— Source data —
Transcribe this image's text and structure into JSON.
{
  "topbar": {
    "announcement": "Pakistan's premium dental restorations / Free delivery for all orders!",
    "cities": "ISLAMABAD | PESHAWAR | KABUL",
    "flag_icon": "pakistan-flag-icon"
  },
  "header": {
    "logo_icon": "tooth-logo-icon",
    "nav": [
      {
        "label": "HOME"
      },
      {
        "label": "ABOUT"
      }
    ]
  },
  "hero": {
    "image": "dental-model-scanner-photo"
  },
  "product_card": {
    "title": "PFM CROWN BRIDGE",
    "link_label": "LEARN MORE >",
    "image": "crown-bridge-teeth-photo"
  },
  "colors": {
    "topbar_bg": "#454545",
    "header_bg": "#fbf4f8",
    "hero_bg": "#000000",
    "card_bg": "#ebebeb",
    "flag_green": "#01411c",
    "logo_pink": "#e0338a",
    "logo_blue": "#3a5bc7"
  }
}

— What you are asked to do —
Copy each line containing the word "icon" from the data.

— The reply —
    "flag_icon": "pakistan-flag-icon"
    "logo_icon": "tooth-logo-icon",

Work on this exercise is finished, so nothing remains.